Work order: All the entries, exactly as they read, must be written out again.

(Stored items)
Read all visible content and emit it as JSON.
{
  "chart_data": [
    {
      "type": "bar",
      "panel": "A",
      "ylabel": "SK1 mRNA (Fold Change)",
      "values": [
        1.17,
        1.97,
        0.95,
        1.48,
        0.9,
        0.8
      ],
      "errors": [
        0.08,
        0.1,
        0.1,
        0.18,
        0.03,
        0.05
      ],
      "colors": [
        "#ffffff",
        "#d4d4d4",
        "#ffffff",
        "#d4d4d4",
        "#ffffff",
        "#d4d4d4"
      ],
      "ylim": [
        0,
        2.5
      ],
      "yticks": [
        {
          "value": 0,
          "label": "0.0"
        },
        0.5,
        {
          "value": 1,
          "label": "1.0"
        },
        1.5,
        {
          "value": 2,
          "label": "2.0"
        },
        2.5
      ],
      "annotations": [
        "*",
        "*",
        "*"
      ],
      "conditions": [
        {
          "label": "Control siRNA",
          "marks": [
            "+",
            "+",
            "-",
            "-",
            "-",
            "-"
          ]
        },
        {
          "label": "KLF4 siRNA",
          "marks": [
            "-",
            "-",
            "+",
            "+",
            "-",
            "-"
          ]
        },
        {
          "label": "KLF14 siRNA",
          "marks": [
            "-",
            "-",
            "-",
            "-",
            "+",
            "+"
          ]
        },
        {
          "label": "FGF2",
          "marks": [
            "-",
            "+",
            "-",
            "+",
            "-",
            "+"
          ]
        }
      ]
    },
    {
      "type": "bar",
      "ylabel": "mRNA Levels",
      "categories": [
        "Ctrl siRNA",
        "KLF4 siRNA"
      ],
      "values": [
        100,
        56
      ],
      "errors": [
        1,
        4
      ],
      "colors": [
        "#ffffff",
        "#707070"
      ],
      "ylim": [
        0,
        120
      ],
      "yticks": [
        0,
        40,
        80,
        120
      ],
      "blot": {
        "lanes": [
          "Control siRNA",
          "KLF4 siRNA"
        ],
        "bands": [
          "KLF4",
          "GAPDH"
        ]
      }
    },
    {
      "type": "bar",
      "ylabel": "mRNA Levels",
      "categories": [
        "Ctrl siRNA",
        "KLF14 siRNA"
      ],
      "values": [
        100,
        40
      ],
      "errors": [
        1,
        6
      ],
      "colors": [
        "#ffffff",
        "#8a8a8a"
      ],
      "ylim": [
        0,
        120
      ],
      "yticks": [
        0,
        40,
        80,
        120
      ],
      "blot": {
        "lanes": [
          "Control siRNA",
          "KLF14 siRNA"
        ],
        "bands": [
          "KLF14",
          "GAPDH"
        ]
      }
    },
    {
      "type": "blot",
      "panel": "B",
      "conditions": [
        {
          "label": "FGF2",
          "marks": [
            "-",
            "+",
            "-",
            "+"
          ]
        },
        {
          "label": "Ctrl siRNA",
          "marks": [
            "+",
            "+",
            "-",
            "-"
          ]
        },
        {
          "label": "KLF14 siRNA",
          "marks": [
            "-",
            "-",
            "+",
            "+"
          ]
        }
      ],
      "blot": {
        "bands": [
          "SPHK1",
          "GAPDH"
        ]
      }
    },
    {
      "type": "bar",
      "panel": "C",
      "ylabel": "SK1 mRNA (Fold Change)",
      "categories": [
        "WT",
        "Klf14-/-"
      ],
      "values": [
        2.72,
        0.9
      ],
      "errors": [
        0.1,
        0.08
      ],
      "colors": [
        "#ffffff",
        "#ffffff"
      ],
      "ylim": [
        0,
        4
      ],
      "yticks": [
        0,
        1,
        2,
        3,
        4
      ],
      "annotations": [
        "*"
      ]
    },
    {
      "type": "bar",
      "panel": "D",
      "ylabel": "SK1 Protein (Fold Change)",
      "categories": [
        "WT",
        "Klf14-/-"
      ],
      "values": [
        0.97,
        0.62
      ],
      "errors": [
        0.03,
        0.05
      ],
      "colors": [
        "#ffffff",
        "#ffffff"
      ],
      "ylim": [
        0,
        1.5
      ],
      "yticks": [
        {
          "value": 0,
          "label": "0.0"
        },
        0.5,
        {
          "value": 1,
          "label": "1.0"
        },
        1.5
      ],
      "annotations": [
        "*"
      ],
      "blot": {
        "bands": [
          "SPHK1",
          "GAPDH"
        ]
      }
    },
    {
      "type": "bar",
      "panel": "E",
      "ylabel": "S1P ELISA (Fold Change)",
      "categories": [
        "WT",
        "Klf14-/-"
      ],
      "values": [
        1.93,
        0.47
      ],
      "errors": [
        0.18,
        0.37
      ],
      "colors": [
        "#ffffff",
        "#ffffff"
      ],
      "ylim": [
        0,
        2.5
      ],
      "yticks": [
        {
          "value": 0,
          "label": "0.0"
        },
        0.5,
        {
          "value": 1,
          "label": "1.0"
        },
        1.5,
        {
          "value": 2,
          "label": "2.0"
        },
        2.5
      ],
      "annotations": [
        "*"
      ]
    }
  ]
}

Your solution:
Read all visible content and emit it as JSON.
{
  "chart_data": [
    {
      "type": "bar",
      "panel": "A",
      "ylabel": "SK1 mRNA (Fold Change)",
      "values": [
        1.17,
        1.97,
        0.95,
        1.48,
        0.9,
        0.8
      ],
      "errors": [
        0.08,
        0.1,
        0.1,
        0.18,
        0.03,
        0.05
      ],
      "colors": [
        "#ffffff",
        "#d4d4d4",
        "#ffffff",
        "#d4d4d4",
        "#ffffff",
        "#d4d4d4"
      ],
      "ylim": [
        0,
        2.5
      ],
      "yticks": [
        {
          "value": 0,
          "label": "0.0"
        },
        0.5,
        {
          "value": 1,
          "label": "1.0"
        },
        1.5,
        {
          "value": 2,
          "label": "2.0"
        },
        2.5
      ],
      "annotations": [
        "*",
        "*",
        "*"
      ],
      "conditions": [
        {
          "label": "Control siRNA",
          "marks": [
            "+",
            "+",
            "-",
            "-",
            "-",
            "-"
          ]
        },
        {
          "label": "KLF4 siRNA",
          "marks": [
            "-",
            "-",
            "+",
            "+",
            "-",
            "-"
          ]
        },
        {
          "label": "KLF14 siRNA",
          "marks": [
            "-",
            "-",
            "-",
            "-",
            "+",
            "+"
          ]
        },
        {
          "label": "FGF2",
          "marks": [
            "-",
            "+",
            "-",
            "+",
            "-",
            "+"
          ]
        }
      ]
    },
    {
      "type": "bar",
      "ylabel": "mRNA Levels",
      "categories": [
        "Ctrl siRNA",
        "KLF4 siRNA"
      ],
      "values": [
        100,
        56
      ],
      "errors": [
        1,
        4
      ],
      "colors": [
        "#ffffff",
        "#707070"
      ],
      "ylim": [
        0,
        120
      ],
      "yticks": [
        0,
        40,
        80,
        120
      ],
      "blot": {
        "lanes": [
          "Control siRNA",
          "KLF4 siRNA"
        ],
        "bands": [
          "KLF4",
          "GAPDH"
        ]
      }
    },
    {
      "type": "bar",
      "ylabel": "mRNA Levels",
      "categories": [
        "Ctrl siRNA",
        "KLF14 siRNA"
      ],
      "values": [
        100,
        40
      ],
      "errors": [
        1,
        6
      ],
      "colors": [
        "#ffffff",
        "#8a8a8a"
      ],
      "ylim": [
        0,
        120
      ],
      "yticks": [
        0,
        40,
        80,
        120
      ],
      "blot": {
        "lanes": [
          "Control siRNA",
          "KLF14 siRNA"
        ],
        "bands": [
          "KLF14",
          "GAPDH"
        ]
      }
    },
    {
      "type": "blot",
      "panel": "B",
      "conditions": [
        {
          "label": "FGF2",
          "marks": [
            "-",
            "+",
            "-",
            "+"
          ]
        },
        {
          "label": "Ctrl siRNA",
          "marks": [
            "+",
            "+",
            "-",
            "-"
          ]
        },
        {
          "label": "KLF14 siRNA",
          "marks": [
            "-",
            "-",
            "+",
            "+"
          ]
        }
      ],
      "blot": {
        "bands": [
          "SPHK1",
          "GAPDH"
        ]
      }
    },
    {
      "type": "bar",
      "panel": "C",
      "ylabel": "SK1 mRNA (Fold Change)",
      "categories": [
        "WT",
        "Klf14-/-"
      ],
      "values": [
        2.72,
        0.9
      ],
      "errors": [
        0.1,
        0.08
      ],
      "colors": [
        "#ffffff",
        "#ffffff"
      ],
      "ylim": [
        0,
        4
      ],
      "yticks": [
        0,
        1,
        2,
        3,
        4
      ],
      "annotations": [
        "*"
      ]
    },
    {
      "type": "bar",
      "panel": "D",
      "ylabel": "SK1 Protein (Fold Change)",
      "categories": [
        "WT",
        "Klf14-/-"
      ],
      "values": [
        0.97,
        0.62
      ],
      "errors": [
        0.03,
        0.05
      ],
      "colors": [
        "#ffffff",
        "#ffffff"
      ],
      "ylim": [
        0,
        1.5
      ],
      "yticks": [
        {
          "value": 0,
          "label": "0.0"
        },
        0.5,
        {
          "value": 1,
          "label": "1.0"
        },
        1.5
      ],
      "annotations": [
        "*"
      ],
      "blot": {
        "bands": [
          "SPHK1",
          "GAPDH"
        ]
      }
    },
    {
      "type": "bar",
      "panel": "E",
      "ylabel": "S1P ELISA (Fold Change)",
      "categories": [
        "WT",
        "Klf14-/-"
      ],
      "values": [
        1.93,
        0.47
      ],
      "errors": [
        0.18,
        0.37
      ],
      "colors": [
        "#ffffff",
        "#ffffff"
      ],
      "ylim": [
        0,
        2.5
      ],
      "yticks": [
        {
          "value": 0,
          "label": "0.0"
        },
        0.5,
        {
          "value": 1,
          "label": "1.0"
        },
        1.5,
        {
          "value": 2,
          "label": "2.0"
        },
        2.5
      ],
      "annotations": [
        "*"
      ]
    }
  ]
}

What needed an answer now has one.